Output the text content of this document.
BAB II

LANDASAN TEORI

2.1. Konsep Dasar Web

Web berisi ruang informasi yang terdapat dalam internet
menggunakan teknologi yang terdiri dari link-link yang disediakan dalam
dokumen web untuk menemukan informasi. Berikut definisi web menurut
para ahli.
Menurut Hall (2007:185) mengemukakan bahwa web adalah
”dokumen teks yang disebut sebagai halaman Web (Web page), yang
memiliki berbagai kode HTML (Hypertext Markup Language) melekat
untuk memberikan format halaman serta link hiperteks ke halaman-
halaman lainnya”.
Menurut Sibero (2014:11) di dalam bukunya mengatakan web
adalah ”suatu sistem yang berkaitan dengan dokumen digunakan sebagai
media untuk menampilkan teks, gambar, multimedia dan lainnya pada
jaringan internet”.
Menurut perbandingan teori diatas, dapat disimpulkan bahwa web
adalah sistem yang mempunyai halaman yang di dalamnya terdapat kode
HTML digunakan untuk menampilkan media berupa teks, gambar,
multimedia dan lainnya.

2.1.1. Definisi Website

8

__________

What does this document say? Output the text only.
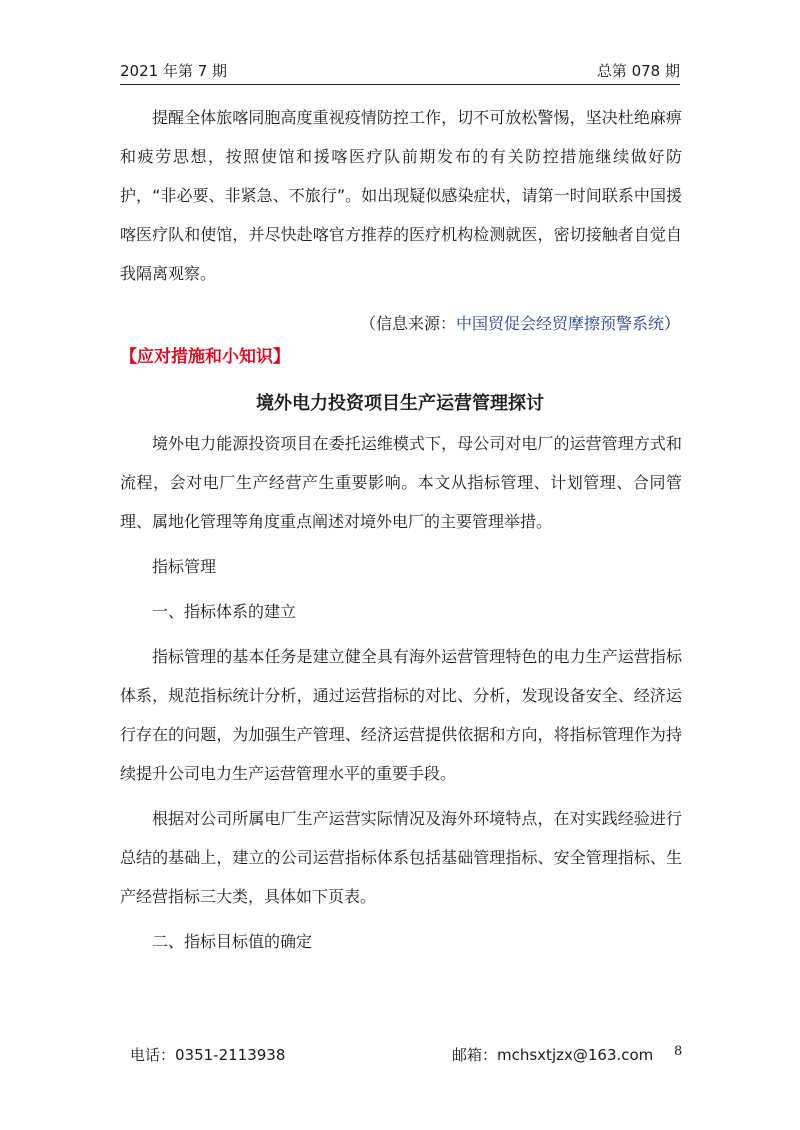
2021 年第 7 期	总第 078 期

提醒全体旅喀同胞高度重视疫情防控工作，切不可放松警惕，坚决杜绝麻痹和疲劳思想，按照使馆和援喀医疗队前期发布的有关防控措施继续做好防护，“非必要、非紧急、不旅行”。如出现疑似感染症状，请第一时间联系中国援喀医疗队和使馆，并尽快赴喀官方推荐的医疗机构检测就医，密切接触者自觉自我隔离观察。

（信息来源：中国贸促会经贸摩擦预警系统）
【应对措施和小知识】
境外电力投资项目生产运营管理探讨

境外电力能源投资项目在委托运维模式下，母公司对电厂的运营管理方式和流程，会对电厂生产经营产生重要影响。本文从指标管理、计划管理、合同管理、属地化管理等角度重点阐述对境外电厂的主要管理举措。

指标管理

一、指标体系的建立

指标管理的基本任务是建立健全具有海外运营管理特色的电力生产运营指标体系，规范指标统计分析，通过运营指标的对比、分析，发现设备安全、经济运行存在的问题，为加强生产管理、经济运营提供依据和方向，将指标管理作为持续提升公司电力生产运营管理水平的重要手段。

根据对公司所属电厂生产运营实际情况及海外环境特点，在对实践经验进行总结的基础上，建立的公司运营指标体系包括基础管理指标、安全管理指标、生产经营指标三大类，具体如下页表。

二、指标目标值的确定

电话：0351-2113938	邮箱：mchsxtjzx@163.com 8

__________

* **WORK INSTRUCTIONS**
Select every line of the records holding the string "digunakan".

* **EXERCISE SOLUTION**
adalah ”suatu sistem yang berkaitan dengan dokumen digunakan sebagai
HTML digunakan untuk menampilkan media berupa teks, gambar,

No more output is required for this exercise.